* Figure collection entries
________________
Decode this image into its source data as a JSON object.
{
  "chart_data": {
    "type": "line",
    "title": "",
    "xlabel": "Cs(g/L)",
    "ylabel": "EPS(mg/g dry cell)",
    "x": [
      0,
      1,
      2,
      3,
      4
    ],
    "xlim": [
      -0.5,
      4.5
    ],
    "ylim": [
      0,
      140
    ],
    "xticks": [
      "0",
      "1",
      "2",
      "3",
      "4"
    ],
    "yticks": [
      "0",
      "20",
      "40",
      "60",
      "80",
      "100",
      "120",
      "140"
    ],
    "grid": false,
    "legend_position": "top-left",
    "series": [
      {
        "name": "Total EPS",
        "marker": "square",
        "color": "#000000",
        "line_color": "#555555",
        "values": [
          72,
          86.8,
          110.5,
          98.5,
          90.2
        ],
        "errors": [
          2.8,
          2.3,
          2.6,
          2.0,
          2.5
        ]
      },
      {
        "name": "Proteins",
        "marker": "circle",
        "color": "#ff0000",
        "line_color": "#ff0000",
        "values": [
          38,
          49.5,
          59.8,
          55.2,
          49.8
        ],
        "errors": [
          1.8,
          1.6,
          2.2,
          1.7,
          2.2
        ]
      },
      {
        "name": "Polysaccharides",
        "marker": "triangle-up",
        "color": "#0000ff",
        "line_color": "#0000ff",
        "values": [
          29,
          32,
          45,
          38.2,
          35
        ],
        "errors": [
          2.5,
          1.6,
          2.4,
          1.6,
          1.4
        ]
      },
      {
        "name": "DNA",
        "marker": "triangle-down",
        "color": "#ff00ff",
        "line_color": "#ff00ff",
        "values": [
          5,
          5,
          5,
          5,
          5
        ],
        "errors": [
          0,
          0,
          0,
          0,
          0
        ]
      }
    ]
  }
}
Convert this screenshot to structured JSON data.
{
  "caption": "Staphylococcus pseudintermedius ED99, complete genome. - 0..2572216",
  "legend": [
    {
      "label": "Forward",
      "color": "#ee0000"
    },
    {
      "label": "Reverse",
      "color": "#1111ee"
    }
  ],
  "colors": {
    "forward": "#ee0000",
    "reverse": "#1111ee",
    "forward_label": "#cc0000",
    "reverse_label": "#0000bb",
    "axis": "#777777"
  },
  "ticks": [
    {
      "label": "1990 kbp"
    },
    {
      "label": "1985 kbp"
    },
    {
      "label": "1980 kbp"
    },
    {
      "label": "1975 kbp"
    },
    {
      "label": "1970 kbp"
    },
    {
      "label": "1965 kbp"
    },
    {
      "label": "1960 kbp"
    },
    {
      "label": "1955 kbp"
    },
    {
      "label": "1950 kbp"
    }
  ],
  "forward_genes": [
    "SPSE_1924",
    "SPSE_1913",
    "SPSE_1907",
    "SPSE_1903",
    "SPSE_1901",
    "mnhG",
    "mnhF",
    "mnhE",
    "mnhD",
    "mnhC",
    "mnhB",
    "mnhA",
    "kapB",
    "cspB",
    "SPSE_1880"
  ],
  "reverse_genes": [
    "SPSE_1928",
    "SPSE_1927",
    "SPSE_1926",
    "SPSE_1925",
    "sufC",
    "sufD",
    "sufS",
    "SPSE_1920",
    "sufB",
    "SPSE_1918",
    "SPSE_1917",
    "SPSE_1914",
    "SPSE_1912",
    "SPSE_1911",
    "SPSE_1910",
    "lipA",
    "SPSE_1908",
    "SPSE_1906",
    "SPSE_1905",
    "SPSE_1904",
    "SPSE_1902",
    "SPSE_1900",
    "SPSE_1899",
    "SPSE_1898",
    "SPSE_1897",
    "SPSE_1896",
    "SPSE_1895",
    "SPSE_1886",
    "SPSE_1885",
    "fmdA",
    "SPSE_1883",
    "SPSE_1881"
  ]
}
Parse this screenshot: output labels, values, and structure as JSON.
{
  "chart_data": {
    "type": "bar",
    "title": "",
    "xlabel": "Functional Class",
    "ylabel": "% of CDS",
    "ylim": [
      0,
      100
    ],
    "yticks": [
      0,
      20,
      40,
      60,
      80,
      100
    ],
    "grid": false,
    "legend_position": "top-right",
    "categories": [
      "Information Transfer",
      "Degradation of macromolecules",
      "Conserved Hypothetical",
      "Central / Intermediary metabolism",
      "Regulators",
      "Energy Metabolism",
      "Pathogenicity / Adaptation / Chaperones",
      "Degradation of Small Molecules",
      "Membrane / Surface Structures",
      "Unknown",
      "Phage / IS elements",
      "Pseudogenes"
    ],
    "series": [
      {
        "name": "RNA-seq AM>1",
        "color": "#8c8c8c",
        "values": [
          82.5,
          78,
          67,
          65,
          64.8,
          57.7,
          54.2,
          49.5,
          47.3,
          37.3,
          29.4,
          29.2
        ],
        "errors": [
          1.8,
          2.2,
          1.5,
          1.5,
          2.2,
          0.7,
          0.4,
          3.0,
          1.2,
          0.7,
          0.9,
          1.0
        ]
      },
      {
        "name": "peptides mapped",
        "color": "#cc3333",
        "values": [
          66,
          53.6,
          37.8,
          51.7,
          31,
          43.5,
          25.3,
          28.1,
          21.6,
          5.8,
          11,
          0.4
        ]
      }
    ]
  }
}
________________
* HOW TO COMPLETE THIS TASK
List each line of the entries that holds the string "name".

* RESULT OF THE EXERCISE
        "name": "Total EPS",
        "name": "Proteins",
        "name": "Polysaccharides",
        "name": "DNA",
        "name": "RNA-seq AM>1",
        "name": "peptides mapped",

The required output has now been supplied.